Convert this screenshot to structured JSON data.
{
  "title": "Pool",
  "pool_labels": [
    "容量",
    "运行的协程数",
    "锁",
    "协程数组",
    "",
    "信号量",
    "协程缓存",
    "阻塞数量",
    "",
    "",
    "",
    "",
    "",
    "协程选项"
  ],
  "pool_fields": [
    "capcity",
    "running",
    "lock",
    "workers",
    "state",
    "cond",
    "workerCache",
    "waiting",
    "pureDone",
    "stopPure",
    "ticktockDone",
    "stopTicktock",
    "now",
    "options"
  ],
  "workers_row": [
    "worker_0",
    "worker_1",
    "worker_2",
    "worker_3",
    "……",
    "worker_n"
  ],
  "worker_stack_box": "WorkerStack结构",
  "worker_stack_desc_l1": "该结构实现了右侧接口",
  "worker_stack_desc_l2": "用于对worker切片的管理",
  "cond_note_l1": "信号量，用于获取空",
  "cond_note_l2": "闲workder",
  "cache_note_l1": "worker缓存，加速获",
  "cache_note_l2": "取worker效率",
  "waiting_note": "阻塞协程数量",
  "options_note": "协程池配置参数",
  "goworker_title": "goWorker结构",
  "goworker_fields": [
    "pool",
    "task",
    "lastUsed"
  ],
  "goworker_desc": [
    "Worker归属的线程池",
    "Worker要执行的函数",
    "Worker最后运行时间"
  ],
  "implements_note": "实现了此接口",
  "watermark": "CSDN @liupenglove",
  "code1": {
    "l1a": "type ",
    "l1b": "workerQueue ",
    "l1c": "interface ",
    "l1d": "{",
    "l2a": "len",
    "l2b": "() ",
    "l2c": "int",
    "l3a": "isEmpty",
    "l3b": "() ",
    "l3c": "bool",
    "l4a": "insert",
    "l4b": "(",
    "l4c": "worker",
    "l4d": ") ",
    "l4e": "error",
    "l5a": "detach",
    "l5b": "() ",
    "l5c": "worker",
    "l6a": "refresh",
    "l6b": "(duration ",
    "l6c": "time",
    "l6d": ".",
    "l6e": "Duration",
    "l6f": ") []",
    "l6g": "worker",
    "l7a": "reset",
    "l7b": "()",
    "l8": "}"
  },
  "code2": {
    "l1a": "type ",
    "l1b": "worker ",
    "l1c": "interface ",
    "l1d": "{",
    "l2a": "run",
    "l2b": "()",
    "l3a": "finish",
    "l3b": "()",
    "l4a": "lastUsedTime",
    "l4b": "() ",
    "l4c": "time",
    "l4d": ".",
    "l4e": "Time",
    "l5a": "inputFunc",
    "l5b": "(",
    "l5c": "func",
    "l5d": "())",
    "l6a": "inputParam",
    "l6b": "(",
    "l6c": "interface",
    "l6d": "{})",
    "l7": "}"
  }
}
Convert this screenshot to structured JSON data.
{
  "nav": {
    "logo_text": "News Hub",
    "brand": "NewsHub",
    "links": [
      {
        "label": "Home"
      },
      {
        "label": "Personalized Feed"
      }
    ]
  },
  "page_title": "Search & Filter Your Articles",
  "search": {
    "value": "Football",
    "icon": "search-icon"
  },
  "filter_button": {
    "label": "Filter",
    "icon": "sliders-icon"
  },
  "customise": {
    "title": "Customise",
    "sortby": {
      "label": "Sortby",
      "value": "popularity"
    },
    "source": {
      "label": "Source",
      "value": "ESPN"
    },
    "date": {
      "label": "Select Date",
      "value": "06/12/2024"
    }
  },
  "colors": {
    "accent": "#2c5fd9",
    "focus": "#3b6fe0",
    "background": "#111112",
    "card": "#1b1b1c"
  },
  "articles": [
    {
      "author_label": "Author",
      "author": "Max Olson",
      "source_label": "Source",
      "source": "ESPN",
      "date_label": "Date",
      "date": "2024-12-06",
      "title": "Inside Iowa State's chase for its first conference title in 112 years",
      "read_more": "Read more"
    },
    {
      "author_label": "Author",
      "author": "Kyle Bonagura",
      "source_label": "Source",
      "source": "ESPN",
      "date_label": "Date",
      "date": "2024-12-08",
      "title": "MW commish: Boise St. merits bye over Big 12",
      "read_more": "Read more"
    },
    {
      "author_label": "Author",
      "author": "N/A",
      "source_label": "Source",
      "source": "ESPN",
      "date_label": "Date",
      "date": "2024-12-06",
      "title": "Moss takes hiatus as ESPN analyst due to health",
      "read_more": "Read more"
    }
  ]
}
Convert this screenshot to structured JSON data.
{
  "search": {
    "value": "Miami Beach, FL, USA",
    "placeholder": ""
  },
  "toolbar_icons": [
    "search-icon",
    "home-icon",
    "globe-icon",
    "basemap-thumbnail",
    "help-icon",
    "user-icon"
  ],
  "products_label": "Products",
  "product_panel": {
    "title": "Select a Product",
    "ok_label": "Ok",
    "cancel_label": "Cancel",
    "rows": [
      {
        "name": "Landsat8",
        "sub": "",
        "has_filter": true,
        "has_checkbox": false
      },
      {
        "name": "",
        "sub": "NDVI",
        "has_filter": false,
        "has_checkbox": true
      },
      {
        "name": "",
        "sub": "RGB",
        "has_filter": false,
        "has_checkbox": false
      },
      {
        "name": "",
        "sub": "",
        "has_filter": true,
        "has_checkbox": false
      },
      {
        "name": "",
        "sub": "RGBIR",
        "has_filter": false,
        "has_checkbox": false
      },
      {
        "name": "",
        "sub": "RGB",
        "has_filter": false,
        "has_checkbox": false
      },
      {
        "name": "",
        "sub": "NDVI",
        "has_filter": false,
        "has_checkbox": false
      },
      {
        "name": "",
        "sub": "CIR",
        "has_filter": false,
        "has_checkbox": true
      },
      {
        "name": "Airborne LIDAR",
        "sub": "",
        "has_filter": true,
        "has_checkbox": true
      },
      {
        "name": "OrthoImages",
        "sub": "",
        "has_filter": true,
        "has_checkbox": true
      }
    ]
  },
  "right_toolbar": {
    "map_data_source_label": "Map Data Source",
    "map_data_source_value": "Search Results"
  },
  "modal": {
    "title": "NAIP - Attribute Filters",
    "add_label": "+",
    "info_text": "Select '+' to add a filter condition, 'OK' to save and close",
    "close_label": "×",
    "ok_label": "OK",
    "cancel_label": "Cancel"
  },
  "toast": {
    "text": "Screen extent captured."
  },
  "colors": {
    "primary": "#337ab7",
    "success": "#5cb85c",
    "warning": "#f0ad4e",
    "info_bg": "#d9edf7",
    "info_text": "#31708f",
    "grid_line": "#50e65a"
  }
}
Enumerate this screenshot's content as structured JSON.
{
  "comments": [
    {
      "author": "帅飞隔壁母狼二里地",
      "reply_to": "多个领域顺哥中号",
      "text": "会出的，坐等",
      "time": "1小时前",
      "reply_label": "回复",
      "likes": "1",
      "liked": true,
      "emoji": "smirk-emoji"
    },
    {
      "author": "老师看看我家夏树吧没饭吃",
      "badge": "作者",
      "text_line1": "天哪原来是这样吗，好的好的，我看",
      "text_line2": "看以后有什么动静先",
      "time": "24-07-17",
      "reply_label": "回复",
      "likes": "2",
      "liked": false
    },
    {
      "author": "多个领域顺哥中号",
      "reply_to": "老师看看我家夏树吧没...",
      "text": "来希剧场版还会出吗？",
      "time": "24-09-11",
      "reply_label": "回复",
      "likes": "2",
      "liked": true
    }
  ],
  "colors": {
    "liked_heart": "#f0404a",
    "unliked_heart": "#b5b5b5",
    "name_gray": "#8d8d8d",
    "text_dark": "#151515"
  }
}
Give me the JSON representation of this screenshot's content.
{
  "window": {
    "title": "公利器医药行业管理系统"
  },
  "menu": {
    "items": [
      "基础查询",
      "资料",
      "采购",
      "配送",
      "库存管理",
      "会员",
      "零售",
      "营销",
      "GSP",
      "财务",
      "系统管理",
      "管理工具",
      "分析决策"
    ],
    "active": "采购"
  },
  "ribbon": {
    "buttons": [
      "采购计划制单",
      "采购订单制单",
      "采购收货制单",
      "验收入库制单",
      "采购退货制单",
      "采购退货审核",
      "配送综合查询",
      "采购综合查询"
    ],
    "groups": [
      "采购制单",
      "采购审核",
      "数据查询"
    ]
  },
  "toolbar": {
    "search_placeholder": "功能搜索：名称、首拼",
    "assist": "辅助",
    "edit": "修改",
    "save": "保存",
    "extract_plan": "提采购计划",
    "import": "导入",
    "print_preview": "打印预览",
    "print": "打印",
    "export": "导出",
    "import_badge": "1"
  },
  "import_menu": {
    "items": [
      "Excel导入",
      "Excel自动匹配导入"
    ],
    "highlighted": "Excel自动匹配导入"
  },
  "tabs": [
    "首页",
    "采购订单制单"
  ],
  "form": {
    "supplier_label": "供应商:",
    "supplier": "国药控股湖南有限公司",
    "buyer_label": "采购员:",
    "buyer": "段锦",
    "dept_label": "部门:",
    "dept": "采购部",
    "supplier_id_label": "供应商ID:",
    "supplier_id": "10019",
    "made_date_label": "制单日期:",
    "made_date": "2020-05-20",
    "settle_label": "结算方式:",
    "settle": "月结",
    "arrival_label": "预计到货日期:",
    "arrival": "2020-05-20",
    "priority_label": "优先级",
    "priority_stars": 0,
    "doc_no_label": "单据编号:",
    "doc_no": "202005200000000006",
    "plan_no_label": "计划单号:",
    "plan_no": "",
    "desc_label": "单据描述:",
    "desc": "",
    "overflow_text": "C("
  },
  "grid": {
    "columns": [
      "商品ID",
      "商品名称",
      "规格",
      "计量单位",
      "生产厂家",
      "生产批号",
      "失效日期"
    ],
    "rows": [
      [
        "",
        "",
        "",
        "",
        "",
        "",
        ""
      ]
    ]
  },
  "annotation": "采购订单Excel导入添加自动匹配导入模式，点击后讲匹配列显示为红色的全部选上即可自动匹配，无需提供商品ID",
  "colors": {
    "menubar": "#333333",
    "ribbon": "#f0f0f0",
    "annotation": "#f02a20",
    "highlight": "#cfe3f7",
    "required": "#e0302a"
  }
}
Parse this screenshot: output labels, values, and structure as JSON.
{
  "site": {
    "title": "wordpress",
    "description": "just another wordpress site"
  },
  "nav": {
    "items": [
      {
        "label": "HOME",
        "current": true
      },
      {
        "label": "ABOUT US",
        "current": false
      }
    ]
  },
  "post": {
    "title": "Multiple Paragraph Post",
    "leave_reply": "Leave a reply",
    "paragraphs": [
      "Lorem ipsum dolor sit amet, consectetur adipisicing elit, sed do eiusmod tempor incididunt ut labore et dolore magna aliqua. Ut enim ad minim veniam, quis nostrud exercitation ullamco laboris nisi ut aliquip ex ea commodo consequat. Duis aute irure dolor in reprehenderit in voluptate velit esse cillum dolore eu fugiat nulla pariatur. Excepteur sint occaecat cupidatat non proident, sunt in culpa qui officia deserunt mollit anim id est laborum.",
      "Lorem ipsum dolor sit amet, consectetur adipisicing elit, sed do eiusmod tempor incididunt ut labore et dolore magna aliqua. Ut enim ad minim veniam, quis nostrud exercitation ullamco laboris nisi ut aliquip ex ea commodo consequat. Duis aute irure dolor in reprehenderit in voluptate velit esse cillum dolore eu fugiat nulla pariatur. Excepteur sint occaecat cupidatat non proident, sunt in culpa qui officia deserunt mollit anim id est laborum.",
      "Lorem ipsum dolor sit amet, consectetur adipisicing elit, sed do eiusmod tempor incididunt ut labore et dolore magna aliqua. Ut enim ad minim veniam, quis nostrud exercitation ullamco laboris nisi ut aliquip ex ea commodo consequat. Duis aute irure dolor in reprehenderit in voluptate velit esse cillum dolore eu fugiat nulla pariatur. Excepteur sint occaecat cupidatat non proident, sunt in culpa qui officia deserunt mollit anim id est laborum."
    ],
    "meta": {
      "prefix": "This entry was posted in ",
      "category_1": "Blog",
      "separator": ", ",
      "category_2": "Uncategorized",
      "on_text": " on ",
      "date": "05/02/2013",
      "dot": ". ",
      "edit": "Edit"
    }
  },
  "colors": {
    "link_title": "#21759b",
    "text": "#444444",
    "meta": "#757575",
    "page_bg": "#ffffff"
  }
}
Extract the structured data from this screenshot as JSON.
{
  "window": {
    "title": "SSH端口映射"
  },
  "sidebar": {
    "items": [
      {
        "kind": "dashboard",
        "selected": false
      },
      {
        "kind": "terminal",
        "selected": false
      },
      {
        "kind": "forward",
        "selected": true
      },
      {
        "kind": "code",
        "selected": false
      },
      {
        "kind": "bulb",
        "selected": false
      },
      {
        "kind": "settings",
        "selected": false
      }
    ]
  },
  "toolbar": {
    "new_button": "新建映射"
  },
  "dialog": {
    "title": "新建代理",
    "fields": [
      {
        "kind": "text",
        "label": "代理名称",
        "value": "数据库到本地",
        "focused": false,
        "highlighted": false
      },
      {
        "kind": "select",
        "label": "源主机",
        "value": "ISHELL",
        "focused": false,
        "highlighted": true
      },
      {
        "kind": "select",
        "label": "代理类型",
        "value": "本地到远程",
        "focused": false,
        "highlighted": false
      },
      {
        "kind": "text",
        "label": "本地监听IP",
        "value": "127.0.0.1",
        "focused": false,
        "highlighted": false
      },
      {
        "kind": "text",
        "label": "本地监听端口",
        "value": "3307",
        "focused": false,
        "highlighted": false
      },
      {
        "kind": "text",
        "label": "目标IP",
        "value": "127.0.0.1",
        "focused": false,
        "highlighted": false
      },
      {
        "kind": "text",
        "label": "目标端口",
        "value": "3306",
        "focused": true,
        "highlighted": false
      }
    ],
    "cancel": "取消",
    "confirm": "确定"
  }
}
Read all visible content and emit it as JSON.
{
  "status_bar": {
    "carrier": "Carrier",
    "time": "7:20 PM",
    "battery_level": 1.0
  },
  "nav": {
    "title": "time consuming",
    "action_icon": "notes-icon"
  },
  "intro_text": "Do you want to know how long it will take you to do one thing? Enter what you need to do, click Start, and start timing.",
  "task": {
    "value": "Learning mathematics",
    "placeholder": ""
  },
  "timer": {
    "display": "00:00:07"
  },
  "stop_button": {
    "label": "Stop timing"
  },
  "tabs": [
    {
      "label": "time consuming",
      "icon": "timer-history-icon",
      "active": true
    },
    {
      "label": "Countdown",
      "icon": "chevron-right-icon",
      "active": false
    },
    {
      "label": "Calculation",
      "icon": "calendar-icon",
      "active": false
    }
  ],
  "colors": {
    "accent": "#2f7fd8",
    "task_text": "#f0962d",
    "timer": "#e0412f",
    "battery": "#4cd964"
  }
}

Given request: Return each full line of the entries that contains the word "save".

Result of the exercise:
    "info_text": "Select '+' to add a filter condition, 'OK' to save and close",
    "save": "保存",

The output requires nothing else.